Trecho selecionado –
════════════════════
Falha de segurança na Acesso, empresa da Méliuz, possibilitou que criminosos obtivessem dados de contas de 300 instituições - TIAGO CALDAS/FOTOARENA/ESTADÃO CONTEÚDO
Falha de segurança na Acesso, empresa da Méliuz, possibilitou que criminosos obtivessem dados de contas de 300 instituições Imagem: TIAGO CALDAS/FOTOARENA/ESTADÃO CONTEÚDO

Fabrício de Castro

Do UOL, em Brasília

05/02/2022 04h00

Uma falha de segurança numa das empresas que operam o Pix, informada pelo Banco Central em 21 de janeiro deste ano, foi muito maior do que parecia inicialmente e comprometeu dados de quase 161 mil clientes, de cerca de 300 instituições. Quando o BC divulgou o vazamento, não foi mencionado esse número de 300 instituições atingidas. No centro do incidente, está a Acesso Soluções de Pagamento, pertencente à Méliuz —empresa especializada em serviços de cashback (devolução de dinheiro).

Criminosos invadiram a plataforma da Acesso para obtenção de dados pessoais ligados a chaves Pix de pessoas físicas com contas em bancos, instituições de pagamentos e cooperativas, entre outros. A partir da Acesso, os invasores conseguiram roubar dados de clientes de centenas de instituições. Esses bancos tinham até quinta-feira (3) para comunicar os clientes atingidos.

A Acesso pode ser multada pelo que o Banco Central classificou, na ocasião, como "falhas pontuais". Conforme o BC, a Acesso não cumpriu exigências de segurança do Pix, como a adoção de "mecanismos de prevenção a ataques de leitura."
════════════════════
Entradas de dados coletados:
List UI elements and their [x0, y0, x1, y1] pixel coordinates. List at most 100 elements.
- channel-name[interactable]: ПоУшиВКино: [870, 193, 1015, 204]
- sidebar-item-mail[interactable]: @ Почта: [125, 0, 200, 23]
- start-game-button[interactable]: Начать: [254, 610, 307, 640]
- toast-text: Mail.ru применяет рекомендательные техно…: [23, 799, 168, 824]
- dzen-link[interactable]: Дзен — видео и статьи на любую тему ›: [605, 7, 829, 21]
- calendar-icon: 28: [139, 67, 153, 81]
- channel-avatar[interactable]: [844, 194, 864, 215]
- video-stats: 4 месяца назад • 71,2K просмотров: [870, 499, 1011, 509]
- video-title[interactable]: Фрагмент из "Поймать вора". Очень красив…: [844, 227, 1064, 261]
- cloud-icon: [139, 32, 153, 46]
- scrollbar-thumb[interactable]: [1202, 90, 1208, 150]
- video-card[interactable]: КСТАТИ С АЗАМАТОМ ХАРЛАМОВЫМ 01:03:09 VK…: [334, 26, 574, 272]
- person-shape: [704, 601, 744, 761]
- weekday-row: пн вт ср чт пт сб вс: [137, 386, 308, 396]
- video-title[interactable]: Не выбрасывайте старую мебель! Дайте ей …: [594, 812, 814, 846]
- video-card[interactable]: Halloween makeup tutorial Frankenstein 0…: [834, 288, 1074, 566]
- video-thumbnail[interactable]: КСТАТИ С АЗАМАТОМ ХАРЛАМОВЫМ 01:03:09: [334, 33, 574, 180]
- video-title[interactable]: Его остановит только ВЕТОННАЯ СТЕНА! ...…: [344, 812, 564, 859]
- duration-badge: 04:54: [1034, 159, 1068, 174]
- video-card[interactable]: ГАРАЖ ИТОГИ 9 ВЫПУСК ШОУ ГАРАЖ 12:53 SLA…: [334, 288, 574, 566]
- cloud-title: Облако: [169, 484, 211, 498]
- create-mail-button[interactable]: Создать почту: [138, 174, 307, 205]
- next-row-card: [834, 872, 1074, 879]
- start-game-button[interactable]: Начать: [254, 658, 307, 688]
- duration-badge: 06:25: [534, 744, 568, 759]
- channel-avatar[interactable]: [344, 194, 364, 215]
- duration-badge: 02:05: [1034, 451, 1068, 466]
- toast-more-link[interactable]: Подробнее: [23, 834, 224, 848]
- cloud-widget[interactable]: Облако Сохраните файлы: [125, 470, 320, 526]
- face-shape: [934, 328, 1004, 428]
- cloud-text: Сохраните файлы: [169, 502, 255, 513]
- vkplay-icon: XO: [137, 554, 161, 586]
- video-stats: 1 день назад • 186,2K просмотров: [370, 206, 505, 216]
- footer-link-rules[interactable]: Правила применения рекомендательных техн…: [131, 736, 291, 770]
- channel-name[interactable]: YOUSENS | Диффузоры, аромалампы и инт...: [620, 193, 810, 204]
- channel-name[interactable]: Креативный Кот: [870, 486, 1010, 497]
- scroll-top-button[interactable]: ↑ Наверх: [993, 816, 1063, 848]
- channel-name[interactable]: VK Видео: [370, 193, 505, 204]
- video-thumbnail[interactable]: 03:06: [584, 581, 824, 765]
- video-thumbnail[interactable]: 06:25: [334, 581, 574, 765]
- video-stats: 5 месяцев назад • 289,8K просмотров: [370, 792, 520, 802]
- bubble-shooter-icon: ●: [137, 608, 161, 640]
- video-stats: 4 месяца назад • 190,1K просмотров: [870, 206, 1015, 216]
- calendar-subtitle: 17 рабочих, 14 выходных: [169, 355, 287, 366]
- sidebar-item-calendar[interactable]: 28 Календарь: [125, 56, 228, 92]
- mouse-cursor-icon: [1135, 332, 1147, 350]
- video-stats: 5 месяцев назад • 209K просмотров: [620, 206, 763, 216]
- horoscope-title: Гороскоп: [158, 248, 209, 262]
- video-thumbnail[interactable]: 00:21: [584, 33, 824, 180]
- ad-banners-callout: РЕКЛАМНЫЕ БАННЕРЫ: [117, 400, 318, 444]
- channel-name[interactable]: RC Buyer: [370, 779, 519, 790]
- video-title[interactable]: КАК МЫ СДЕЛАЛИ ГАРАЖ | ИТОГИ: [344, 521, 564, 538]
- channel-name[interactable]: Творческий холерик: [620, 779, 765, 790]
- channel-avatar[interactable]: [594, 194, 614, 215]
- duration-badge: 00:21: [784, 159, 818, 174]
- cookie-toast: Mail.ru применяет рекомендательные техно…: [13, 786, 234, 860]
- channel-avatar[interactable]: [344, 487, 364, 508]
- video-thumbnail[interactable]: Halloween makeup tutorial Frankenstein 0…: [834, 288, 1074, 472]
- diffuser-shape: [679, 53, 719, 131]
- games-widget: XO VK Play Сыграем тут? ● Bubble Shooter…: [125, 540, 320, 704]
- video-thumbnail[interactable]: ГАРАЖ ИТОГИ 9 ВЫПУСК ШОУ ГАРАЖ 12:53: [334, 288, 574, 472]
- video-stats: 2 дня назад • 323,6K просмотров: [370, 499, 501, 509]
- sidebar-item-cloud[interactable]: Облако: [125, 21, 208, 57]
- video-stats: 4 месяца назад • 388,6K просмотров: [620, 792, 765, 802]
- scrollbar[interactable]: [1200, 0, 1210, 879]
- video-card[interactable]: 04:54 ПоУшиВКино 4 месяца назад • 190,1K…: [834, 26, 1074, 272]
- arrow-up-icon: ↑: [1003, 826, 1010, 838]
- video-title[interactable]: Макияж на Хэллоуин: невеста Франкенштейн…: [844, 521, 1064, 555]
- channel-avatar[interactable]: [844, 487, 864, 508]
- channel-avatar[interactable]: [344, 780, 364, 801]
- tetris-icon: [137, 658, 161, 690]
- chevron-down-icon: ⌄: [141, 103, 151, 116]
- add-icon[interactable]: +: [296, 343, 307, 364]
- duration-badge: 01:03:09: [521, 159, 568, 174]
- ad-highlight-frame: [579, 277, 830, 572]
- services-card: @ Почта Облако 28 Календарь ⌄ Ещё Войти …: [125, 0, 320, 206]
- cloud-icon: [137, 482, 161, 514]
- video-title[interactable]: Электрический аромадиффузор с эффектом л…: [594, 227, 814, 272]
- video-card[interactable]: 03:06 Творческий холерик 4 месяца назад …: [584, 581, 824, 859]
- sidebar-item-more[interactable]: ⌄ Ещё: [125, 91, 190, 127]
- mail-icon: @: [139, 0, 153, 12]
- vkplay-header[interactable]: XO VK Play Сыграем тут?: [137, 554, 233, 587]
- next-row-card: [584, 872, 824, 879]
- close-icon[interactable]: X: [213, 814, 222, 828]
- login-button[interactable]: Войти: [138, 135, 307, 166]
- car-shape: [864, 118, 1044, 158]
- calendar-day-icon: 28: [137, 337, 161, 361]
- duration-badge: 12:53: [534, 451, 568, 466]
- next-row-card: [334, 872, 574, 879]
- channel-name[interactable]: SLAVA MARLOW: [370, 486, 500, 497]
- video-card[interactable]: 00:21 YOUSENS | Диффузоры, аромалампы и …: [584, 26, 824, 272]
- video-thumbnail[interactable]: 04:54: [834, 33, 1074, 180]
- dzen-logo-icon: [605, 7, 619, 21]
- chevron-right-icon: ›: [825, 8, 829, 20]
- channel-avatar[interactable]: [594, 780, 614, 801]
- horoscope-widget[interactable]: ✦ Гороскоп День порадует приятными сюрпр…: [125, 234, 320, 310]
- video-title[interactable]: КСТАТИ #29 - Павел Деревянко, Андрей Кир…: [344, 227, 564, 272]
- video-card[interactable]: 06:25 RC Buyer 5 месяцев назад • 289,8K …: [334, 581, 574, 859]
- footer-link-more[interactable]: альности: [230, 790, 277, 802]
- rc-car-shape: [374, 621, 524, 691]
════════════════════
Tarefas –
a – Indique se cada afirmação abaixo está de acordo com o trecho selecionado, respondendo sim ou não e citando literalmente as palavras do trecho que decidem a questão. (i) O vazamento comprometeu dados de quase 161 mil clientes. (ii) Ao divulgar o vazamento, o Banco Central informou que 300 instituições tinham sido atingidas. (iii) A Acesso Soluções de Pagamento pertence à Méliuz.
b – Transcreva sem nenhuma alteração as linhas da listagem, do seu início até a linha que contém "- video-title[interactable]: Не", incluindo essa linha.

Respostas –
a –
(i) Sim: "comprometeu dados de quase 161 mil clientes, de cerca de 300 instituições".
(ii) Não: "Quando o BC divulgou o vazamento, não foi mencionado esse número de 300 instituições atingidas."
(iii) Sim: "a Acesso Soluções de Pagamento, pertencente à Méliuz".

b –
List UI elements and their [x0, y0, x1, y1] pixel coordinates. List at most 100 elements.
- channel-name[interactable]: ПоУшиВКино: [870, 193, 1015, 204]
- sidebar-item-mail[interactable]: @ Почта: [125, 0, 200, 23]
- start-game-button[interactable]: Начать: [254, 610, 307, 640]
- toast-text: Mail.ru применяет рекомендательные техно…: [23, 799, 168, 824]
- dzen-link[interactable]: Дзен — видео и статьи на любую тему ›: [605, 7, 829, 21]
- calendar-icon: 28: [139, 67, 153, 81]
- channel-avatar[interactable]: [844, 194, 864, 215]
- video-stats: 4 месяца назад • 71,2K просмотров: [870, 499, 1011, 509]
- video-title[interactable]: Фрагмент из "Поймать вора". Очень красив…: [844, 227, 1064, 261]
- cloud-icon: [139, 32, 153, 46]
- scrollbar-thumb[interactable]: [1202, 90, 1208, 150]
- video-card[interactable]: КСТАТИ С АЗАМАТОМ ХАРЛАМОВЫМ 01:03:09 VK…: [334, 26, 574, 272]
- person-shape: [704, 601, 744, 761]
- weekday-row: пн вт ср чт пт сб вс: [137, 386, 308, 396]
- video-title[interactable]: Не выбрасывайте старую мебель! Дайте ей …: [594, 812, 814, 846]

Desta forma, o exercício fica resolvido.